-- START OF PROVIDED RECORDS --
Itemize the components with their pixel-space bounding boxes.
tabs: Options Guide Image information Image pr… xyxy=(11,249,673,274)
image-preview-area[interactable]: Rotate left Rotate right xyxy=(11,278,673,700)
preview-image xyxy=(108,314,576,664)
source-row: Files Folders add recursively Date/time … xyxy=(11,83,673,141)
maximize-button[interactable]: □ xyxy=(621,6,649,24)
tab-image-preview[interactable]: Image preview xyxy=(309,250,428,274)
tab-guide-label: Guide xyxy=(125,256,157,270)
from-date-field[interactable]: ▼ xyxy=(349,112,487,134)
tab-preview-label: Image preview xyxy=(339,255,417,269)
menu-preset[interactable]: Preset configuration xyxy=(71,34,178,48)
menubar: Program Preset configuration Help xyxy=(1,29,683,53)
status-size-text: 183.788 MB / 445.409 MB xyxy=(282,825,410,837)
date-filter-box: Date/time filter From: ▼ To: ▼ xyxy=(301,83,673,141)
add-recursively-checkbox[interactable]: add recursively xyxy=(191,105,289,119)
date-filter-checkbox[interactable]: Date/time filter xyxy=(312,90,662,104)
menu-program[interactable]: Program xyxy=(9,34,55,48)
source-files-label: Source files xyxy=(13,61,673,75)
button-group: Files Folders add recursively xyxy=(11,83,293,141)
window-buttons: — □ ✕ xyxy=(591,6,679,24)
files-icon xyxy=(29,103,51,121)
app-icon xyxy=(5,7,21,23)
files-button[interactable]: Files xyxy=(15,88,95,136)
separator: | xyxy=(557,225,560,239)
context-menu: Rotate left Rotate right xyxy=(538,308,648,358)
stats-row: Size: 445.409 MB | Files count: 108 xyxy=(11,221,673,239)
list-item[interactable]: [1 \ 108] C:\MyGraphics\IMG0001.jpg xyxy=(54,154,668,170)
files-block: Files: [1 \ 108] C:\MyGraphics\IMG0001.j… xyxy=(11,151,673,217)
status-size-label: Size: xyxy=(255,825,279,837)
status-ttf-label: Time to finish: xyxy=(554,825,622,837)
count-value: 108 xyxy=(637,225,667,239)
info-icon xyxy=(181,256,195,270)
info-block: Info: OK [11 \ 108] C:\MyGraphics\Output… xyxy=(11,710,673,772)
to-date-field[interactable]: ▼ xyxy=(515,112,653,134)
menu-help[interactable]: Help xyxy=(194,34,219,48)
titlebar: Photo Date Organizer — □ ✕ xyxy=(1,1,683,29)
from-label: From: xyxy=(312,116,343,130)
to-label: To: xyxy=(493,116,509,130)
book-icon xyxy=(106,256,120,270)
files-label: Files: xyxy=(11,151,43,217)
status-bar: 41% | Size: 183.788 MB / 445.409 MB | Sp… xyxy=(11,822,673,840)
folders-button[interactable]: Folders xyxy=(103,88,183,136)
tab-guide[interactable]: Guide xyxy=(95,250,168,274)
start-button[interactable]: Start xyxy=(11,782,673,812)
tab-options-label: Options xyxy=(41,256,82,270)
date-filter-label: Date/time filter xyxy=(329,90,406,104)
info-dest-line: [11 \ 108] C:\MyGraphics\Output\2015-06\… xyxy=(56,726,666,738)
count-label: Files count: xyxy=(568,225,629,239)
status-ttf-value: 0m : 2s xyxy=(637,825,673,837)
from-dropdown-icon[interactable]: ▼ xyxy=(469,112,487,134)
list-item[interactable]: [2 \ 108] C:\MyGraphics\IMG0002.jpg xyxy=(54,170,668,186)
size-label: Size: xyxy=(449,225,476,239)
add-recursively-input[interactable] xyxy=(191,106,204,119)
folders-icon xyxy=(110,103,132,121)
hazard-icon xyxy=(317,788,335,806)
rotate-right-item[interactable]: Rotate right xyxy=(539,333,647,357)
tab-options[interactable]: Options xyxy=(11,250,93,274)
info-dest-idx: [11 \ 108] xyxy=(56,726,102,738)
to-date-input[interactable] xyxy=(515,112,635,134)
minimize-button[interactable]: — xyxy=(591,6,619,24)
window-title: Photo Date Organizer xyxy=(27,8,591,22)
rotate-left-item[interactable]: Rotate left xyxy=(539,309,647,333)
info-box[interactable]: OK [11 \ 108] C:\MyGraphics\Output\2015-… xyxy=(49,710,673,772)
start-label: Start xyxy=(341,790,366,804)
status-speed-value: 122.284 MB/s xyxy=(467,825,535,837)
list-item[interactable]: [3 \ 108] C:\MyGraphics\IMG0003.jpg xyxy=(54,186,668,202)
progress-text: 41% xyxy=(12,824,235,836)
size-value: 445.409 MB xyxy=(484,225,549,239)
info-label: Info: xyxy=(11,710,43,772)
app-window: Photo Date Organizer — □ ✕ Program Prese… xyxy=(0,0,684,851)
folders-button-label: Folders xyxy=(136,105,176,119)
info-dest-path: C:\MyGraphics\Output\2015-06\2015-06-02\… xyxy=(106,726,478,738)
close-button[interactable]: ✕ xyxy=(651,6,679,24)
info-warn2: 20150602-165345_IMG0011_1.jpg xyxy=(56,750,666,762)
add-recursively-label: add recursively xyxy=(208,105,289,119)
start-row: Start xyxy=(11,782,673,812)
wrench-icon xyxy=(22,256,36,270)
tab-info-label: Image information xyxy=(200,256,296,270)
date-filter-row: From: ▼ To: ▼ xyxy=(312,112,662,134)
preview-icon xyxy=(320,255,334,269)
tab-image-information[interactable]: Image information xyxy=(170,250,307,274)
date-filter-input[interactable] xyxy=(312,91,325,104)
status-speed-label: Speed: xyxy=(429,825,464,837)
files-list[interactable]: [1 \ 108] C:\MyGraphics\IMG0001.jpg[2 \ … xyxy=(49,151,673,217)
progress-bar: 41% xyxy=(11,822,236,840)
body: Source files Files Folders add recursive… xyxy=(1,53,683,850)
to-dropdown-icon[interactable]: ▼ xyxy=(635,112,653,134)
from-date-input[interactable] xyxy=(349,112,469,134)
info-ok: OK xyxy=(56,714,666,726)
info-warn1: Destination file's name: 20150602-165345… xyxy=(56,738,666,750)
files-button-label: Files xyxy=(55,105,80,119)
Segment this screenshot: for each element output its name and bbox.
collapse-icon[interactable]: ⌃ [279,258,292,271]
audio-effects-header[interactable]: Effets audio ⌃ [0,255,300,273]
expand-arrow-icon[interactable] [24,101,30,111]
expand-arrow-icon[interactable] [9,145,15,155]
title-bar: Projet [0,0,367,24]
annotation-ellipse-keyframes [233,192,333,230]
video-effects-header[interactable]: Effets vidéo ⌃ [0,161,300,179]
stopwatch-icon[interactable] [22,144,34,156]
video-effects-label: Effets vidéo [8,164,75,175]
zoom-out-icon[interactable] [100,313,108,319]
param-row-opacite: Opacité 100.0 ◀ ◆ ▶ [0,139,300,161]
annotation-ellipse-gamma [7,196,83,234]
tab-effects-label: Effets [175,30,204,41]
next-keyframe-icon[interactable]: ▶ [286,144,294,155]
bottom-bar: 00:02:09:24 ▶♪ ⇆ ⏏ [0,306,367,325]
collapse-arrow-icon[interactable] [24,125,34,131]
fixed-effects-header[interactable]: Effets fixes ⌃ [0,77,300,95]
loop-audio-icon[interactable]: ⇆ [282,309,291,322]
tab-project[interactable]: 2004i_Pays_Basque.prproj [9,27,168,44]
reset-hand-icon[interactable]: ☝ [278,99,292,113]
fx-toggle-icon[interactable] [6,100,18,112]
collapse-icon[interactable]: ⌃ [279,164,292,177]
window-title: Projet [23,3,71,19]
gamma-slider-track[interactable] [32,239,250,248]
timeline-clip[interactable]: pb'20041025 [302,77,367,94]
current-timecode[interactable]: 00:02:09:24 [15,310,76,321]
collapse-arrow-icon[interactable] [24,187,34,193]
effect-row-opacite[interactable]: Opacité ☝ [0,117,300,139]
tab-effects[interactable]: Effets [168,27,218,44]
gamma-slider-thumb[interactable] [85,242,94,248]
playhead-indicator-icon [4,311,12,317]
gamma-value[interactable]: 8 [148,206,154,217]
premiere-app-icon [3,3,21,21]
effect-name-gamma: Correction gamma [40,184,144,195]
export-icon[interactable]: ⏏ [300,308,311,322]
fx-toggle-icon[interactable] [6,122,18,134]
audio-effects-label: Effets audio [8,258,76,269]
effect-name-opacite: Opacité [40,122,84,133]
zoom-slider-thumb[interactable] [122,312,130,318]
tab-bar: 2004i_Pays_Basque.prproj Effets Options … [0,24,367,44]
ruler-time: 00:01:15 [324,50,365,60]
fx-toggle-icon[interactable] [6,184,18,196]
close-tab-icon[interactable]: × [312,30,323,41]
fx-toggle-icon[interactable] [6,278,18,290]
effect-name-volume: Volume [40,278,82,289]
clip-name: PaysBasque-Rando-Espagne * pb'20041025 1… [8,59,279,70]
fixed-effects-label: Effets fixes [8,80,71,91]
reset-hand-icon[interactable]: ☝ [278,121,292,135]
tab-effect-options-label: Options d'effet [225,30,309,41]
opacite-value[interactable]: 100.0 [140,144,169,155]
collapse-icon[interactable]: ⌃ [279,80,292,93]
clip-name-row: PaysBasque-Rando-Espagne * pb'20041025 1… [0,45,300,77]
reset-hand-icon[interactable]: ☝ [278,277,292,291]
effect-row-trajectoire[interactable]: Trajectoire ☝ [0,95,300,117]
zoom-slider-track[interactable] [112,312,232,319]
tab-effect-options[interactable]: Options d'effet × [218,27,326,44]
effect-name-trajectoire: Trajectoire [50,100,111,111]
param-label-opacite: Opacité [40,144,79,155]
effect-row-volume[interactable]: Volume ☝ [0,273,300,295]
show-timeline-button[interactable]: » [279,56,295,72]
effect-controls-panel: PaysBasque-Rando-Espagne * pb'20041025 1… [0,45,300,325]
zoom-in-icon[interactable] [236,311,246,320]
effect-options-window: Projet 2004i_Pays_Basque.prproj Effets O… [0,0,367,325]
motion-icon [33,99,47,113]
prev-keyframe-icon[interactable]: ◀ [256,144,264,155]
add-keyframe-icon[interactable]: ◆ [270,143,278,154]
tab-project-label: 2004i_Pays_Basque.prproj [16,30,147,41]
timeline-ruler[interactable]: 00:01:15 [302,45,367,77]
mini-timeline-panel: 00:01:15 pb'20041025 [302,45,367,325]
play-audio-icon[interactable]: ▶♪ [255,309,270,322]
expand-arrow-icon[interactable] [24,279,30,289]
-- END OF PROVIDED RECORDS --
▸ TASK BRIEF: Could you update the data from its start up to and including the line with "preview-image xyxy=(108,314,576,664)", changing "Rotate left" to "Turn left" and leaving everything else as it is?

▸ TASK ANSWER:
Itemize the components with their pixel-space bounding boxes.
tabs: Options Guide Image information Image pr… xyxy=(11,249,673,274)
image-preview-area[interactable]: Turn left Rotate right xyxy=(11,278,673,700)
preview-image xyxy=(108,314,576,664)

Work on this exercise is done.